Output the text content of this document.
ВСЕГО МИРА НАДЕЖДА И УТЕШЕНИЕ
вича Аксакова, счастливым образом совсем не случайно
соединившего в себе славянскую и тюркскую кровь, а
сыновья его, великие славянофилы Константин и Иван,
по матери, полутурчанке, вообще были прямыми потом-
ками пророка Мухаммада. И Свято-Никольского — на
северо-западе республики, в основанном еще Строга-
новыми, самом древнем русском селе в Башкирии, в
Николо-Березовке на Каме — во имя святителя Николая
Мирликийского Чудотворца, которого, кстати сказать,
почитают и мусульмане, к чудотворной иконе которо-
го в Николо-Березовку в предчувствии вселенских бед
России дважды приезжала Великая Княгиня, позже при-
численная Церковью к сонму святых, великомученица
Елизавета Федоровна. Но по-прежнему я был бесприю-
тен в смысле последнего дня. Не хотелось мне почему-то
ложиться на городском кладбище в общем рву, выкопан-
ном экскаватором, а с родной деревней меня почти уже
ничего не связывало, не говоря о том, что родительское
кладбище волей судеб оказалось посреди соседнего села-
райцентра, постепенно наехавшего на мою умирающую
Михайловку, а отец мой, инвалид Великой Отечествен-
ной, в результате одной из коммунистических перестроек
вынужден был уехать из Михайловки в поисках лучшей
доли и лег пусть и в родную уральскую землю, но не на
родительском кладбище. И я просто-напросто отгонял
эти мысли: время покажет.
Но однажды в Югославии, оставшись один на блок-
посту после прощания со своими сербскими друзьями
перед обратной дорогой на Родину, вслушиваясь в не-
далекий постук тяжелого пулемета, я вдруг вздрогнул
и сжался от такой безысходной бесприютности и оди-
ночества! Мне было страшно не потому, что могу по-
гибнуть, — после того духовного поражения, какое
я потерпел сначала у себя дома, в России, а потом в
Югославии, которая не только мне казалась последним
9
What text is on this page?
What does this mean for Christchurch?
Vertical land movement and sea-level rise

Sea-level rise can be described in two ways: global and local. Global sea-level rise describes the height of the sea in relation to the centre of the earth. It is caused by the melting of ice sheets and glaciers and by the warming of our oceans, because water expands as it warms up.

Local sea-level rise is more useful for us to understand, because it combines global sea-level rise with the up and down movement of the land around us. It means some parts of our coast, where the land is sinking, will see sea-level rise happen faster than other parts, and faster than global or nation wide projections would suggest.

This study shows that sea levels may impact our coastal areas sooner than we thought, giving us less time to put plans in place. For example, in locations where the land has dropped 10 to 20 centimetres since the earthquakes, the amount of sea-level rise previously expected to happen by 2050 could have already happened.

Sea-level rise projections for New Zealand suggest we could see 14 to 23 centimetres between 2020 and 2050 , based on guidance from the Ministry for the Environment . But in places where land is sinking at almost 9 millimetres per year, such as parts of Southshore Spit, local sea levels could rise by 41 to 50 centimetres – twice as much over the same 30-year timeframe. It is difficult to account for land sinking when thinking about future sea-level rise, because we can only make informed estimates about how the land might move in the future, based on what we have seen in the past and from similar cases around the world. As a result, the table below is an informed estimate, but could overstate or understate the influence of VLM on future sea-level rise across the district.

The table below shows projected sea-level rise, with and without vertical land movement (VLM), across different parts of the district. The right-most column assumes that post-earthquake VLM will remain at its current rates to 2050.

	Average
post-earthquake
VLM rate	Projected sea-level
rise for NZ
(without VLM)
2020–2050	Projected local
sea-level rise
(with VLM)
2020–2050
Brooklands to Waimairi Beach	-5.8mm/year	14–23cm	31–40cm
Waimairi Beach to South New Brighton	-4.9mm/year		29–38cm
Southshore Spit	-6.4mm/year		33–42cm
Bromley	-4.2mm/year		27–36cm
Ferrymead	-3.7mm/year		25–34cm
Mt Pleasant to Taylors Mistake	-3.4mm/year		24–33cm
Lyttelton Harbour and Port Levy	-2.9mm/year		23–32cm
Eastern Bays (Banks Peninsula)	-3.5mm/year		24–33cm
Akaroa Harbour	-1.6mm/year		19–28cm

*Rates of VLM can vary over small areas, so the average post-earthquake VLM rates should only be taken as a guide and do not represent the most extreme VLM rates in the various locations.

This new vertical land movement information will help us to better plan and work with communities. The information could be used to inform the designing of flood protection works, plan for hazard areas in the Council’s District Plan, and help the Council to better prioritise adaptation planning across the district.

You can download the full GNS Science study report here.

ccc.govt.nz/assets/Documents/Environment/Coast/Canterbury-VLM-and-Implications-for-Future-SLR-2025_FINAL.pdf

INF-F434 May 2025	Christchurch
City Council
• • •
Of the lines in this listing, how many contain "locations"? Reply with the number and nothing more.

2